WHAT IS REQUIRED:
Write the entries out again exactly as they stand, but without the pictures.

(Dataset rows about figures)
---
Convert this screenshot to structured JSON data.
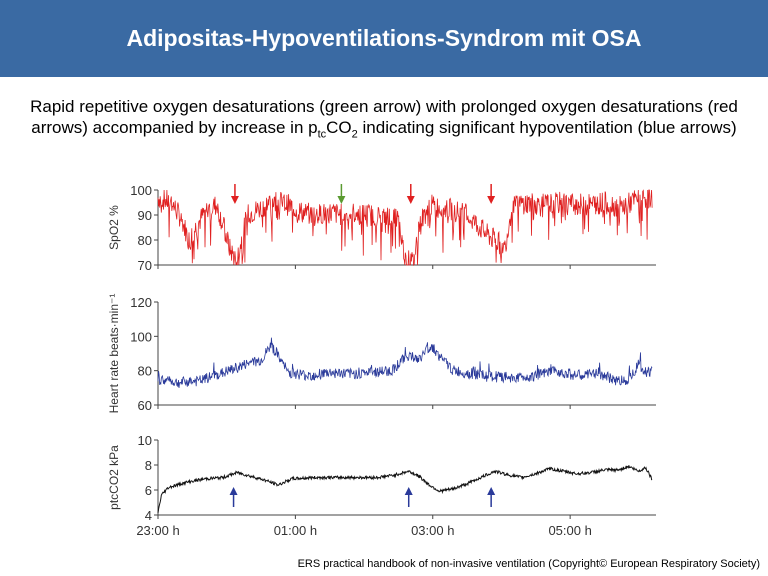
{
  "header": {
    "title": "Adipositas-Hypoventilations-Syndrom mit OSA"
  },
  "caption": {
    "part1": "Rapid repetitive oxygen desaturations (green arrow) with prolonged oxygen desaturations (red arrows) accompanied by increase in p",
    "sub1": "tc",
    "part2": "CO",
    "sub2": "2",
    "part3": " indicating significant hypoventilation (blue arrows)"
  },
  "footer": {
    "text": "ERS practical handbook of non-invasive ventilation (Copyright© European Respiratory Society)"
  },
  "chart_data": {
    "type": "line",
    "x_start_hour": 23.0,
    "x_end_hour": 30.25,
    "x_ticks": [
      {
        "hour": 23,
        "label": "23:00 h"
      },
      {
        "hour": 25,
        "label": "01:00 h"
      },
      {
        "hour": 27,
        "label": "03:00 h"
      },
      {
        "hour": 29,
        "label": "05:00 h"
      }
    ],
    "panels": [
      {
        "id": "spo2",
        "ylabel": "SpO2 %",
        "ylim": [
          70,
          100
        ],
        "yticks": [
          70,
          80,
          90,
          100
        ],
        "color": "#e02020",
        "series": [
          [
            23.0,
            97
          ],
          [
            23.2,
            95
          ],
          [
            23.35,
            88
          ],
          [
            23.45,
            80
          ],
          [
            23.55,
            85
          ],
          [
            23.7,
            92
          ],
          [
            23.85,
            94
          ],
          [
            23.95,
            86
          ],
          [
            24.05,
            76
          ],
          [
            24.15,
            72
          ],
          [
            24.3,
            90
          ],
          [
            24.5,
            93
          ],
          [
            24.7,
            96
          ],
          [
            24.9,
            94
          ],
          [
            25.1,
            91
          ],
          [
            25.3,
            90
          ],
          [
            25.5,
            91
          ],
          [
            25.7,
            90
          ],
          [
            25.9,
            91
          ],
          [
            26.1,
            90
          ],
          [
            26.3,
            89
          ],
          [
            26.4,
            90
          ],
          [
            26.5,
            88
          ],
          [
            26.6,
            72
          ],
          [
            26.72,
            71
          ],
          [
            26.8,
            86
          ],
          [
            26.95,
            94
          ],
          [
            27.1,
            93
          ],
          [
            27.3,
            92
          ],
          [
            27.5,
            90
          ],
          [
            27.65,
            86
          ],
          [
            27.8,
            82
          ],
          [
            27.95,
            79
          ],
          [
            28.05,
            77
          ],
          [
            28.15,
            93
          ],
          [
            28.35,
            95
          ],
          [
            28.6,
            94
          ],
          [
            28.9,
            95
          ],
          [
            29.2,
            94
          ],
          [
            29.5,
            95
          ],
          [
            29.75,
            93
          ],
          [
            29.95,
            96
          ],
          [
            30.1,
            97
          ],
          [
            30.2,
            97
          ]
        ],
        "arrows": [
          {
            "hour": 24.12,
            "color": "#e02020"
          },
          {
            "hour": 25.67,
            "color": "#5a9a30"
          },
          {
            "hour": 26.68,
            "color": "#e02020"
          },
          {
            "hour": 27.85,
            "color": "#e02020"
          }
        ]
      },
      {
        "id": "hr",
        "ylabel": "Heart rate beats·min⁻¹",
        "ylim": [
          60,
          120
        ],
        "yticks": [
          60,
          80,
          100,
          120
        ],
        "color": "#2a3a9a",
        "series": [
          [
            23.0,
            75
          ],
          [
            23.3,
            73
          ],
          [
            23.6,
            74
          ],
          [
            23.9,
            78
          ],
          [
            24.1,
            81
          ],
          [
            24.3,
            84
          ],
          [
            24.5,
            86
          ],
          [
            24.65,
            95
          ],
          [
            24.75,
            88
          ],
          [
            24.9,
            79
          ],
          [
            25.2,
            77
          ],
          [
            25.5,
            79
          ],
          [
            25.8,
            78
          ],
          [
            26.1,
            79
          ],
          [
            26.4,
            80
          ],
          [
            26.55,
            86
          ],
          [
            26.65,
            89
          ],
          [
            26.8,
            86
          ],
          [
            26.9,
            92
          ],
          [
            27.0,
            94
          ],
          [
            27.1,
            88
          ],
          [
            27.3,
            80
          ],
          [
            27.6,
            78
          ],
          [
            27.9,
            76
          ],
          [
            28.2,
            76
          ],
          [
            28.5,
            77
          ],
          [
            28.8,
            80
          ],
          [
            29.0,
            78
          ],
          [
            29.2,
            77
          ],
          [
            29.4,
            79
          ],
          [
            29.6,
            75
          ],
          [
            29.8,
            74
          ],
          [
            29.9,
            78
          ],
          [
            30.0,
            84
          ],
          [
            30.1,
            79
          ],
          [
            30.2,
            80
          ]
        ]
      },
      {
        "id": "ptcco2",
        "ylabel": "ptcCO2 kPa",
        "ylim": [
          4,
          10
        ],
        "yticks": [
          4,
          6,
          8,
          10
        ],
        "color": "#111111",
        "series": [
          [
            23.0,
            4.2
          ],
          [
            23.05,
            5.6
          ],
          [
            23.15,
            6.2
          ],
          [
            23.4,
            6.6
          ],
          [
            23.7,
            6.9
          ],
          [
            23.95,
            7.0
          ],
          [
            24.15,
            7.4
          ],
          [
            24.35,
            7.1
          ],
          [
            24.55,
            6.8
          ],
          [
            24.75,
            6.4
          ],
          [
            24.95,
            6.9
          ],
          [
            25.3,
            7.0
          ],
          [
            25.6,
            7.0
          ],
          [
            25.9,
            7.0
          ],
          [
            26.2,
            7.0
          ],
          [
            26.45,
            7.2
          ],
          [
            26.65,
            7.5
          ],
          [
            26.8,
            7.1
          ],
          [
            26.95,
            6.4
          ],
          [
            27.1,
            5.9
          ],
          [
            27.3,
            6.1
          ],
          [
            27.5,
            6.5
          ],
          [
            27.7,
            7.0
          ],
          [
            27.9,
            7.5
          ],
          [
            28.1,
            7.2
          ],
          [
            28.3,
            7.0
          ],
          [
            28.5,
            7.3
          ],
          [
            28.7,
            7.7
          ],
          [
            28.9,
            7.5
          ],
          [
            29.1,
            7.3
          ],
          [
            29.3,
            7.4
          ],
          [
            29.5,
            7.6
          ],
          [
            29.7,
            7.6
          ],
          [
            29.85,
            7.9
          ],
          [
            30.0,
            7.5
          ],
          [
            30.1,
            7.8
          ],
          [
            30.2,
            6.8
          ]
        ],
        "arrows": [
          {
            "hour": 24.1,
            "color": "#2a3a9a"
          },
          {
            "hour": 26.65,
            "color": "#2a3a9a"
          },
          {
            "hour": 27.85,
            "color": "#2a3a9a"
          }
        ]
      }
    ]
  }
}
---
IN RESPONSE:
Convert this screenshot to structured JSON data.
{
  "header": {
    "title": "Adipositas-Hypoventilations-Syndrom mit OSA"
  },
  "caption": {
    "part1": "Rapid repetitive oxygen desaturations (green arrow) with prolonged oxygen desaturations (red arrows) accompanied by increase in p",
    "sub1": "tc",
    "part2": "CO",
    "sub2": "2",
    "part3": " indicating significant hypoventilation (blue arrows)"
  },
  "footer": {
    "text": "ERS practical handbook of non-invasive ventilation (Copyright© European Respiratory Society)"
  },
  "chart_data": {
    "type": "line",
    "x_start_hour": 23.0,
    "x_end_hour": 30.25,
    "x_ticks": [
      {
        "hour": 23,
        "label": "23:00 h"
      },
      {
        "hour": 25,
        "label": "01:00 h"
      },
      {
        "hour": 27,
        "label": "03:00 h"
      },
      {
        "hour": 29,
        "label": "05:00 h"
      }
    ],
    "panels": [
      {
        "id": "spo2",
        "ylabel": "SpO2 %",
        "ylim": [
          70,
          100
        ],
        "yticks": [
          70,
          80,
          90,
          100
        ],
        "color": "#e02020",
        "series": [
          [
            23.0,
            97
          ],
          [
            23.2,
            95
          ],
          [
            23.35,
            88
          ],
          [
            23.45,
            80
          ],
          [
            23.55,
            85
          ],
          [
            23.7,
            92
          ],
          [
            23.85,
            94
          ],
          [
            23.95,
            86
          ],
          [
            24.05,
            76
          ],
          [
            24.15,
            72
          ],
          [
            24.3,
            90
          ],
          [
            24.5,
            93
          ],
          [
            24.7,
            96
          ],
          [
            24.9,
            94
          ],
          [
            25.1,
            91
          ],
          [
            25.3,
            90
          ],
          [
            25.5,
            91
          ],
          [
            25.7,
            90
          ],
          [
            25.9,
            91
          ],
          [
            26.1,
            90
          ],
          [
            26.3,
            89
          ],
          [
            26.4,
            90
          ],
          [
            26.5,
            88
          ],
          [
            26.6,
            72
          ],
          [
            26.72,
            71
          ],
          [
            26.8,
            86
          ],
          [
            26.95,
            94
          ],
          [
            27.1,
            93
          ],
          [
            27.3,
            92
          ],
          [
            27.5,
            90
          ],
          [
            27.65,
            86
          ],
          [
            27.8,
            82
          ],
          [
            27.95,
            79
          ],
          [
            28.05,
            77
          ],
          [
            28.15,
            93
          ],
          [
            28.35,
            95
          ],
          [
            28.6,
            94
          ],
          [
            28.9,
            95
          ],
          [
            29.2,
            94
          ],
          [
            29.5,
            95
          ],
          [
            29.75,
            93
          ],
          [
            29.95,
            96
          ],
          [
            30.1,
            97
          ],
          [
            30.2,
            97
          ]
        ],
        "arrows": [
          {
            "hour": 24.12,
            "color": "#e02020"
          },
          {
            "hour": 25.67,
            "color": "#5a9a30"
          },
          {
            "hour": 26.68,
            "color": "#e02020"
          },
          {
            "hour": 27.85,
            "color": "#e02020"
          }
        ]
      },
      {
        "id": "hr",
        "ylabel": "Heart rate beats·min⁻¹",
        "ylim": [
          60,
          120
        ],
        "yticks": [
          60,
          80,
          100,
          120
        ],
        "color": "#2a3a9a",
        "series": [
          [
            23.0,
            75
          ],
          [
            23.3,
            73
          ],
          [
            23.6,
            74
          ],
          [
            23.9,
            78
          ],
          [
            24.1,
            81
          ],
          [
            24.3,
            84
          ],
          [
            24.5,
            86
          ],
          [
            24.65,
            95
          ],
          [
            24.75,
            88
          ],
          [
            24.9,
            79
          ],
          [
            25.2,
            77
          ],
          [
            25.5,
            79
          ],
          [
            25.8,
            78
          ],
          [
            26.1,
            79
          ],
          [
            26.4,
            80
          ],
          [
            26.55,
            86
          ],
          [
            26.65,
            89
          ],
          [
            26.8,
            86
          ],
          [
            26.9,
            92
          ],
          [
            27.0,
            94
          ],
          [
            27.1,
            88
          ],
          [
            27.3,
            80
          ],
          [
            27.6,
            78
          ],
          [
            27.9,
            76
          ],
          [
            28.2,
            76
          ],
          [
            28.5,
            77
          ],
          [
            28.8,
            80
          ],
          [
            29.0,
            78
          ],
          [
            29.2,
            77
          ],
          [
            29.4,
            79
          ],
          [
            29.6,
            75
          ],
          [
            29.8,
            74
          ],
          [
            29.9,
            78
          ],
          [
            30.0,
            84
          ],
          [
            30.1,
            79
          ],
          [
            30.2,
            80
          ]
        ]
      },
      {
        "id": "ptcco2",
        "ylabel": "ptcCO2 kPa",
        "ylim": [
          4,
          10
        ],
        "yticks": [
          4,
          6,
          8,
          10
        ],
        "color": "#111111",
        "series": [
          [
            23.0,
            4.2
          ],
          [
            23.05,
            5.6
          ],
          [
            23.15,
            6.2
          ],
          [
            23.4,
            6.6
          ],
          [
            23.7,
            6.9
          ],
          [
            23.95,
            7.0
          ],
          [
            24.15,
            7.4
          ],
          [
            24.35,
            7.1
          ],
          [
            24.55,
            6.8
          ],
          [
            24.75,
            6.4
          ],
          [
            24.95,
            6.9
          ],
          [
            25.3,
            7.0
          ],
          [
            25.6,
            7.0
          ],
          [
            25.9,
            7.0
          ],
          [
            26.2,
            7.0
          ],
          [
            26.45,
            7.2
          ],
          [
            26.65,
            7.5
          ],
          [
            26.8,
            7.1
          ],
          [
            26.95,
            6.4
          ],
          [
            27.1,
            5.9
          ],
          [
            27.3,
            6.1
          ],
          [
            27.5,
            6.5
          ],
          [
            27.7,
            7.0
          ],
          [
            27.9,
            7.5
          ],
          [
            28.1,
            7.2
          ],
          [
            28.3,
            7.0
          ],
          [
            28.5,
            7.3
          ],
          [
            28.7,
            7.7
          ],
          [
            28.9,
            7.5
          ],
          [
            29.1,
            7.3
          ],
          [
            29.3,
            7.4
          ],
          [
            29.5,
            7.6
          ],
          [
            29.7,
            7.6
          ],
          [
            29.85,
            7.9
          ],
          [
            30.0,
            7.5
          ],
          [
            30.1,
            7.8
          ],
          [
            30.2,
            6.8
          ]
        ],
        "arrows": [
          {
            "hour": 24.1,
            "color": "#2a3a9a"
          },
          {
            "hour": 26.65,
            "color": "#2a3a9a"
          },
          {
            "hour": 27.85,
            "color": "#2a3a9a"
          }
        ]
      }
    ]
  }
}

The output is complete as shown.